__The request__. Spot each line in the records below where the word "الذي" occurs, then copy it.

__Information shown__.
>>>>
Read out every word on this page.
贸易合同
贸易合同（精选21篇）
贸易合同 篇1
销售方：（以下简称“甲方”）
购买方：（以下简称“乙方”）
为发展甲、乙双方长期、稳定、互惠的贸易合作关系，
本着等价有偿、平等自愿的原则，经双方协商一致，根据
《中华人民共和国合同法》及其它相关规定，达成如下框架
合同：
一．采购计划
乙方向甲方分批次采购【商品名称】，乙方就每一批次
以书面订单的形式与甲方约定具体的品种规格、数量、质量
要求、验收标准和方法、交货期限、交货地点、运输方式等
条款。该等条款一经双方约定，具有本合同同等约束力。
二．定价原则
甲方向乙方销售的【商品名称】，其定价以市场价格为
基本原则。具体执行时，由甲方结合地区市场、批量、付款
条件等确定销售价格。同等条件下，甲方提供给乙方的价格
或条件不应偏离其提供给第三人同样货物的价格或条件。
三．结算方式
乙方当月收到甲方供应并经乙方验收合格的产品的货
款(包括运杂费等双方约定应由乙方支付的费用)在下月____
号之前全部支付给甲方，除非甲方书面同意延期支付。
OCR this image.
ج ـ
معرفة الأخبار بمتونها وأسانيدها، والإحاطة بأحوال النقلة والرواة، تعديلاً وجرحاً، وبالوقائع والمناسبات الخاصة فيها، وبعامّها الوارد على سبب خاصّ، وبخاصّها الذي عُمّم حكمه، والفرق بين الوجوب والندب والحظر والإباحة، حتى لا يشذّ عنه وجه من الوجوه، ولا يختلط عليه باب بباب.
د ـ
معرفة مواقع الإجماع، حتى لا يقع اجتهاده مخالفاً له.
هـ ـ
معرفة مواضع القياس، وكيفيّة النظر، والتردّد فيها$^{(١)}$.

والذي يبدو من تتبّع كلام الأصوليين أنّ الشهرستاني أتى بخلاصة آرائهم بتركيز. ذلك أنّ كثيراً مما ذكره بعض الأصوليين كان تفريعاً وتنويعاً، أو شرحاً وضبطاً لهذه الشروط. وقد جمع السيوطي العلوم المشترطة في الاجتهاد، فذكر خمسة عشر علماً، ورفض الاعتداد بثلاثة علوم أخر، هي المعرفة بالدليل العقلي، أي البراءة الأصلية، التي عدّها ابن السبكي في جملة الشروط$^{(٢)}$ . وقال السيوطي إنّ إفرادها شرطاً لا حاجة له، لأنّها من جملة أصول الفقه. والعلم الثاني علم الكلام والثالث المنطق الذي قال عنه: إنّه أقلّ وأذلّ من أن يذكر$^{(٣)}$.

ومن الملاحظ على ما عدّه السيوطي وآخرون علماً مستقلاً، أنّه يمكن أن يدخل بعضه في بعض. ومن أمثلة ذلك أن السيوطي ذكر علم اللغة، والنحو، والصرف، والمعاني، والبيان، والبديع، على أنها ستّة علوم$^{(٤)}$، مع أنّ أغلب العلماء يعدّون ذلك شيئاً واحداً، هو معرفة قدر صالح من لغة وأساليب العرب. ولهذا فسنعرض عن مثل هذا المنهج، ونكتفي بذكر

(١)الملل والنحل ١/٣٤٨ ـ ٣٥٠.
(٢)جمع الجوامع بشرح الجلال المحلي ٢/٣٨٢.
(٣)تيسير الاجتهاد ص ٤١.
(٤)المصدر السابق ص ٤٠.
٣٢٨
<<<<
__In response__.
معرفة الأخبار بمتونها وأسانيدها، والإحاطة بأحوال النقلة والرواة، تعديلاً وجرحاً، وبالوقائع والمناسبات الخاصة فيها، وبعامّها الوارد على سبب خاصّ، وبخاصّها الذي عُمّم حكمه، والفرق بين الوجوب والندب والحظر والإباحة، حتى لا يشذّ عنه وجه من الوجوه، ولا يختلط عليه باب بباب.
والذي يبدو من تتبّع كلام الأصوليين أنّ الشهرستاني أتى بخلاصة آرائهم بتركيز. ذلك أنّ كثيراً مما ذكره بعض الأصوليين كان تفريعاً وتنويعاً، أو شرحاً وضبطاً لهذه الشروط. وقد جمع السيوطي العلوم المشترطة في الاجتهاد، فذكر خمسة عشر علماً، ورفض الاعتداد بثلاثة علوم أخر، هي المعرفة بالدليل العقلي، أي البراءة الأصلية، التي عدّها ابن السبكي في جملة الشروط$^{(٢)}$ . وقال السيوطي إنّ إفرادها شرطاً لا حاجة له، لأنّها من جملة أصول الفقه. والعلم الثاني علم الكلام والثالث المنطق الذي قال عنه: إنّه أقلّ وأذلّ من أن يذكر$^{(٣)}$.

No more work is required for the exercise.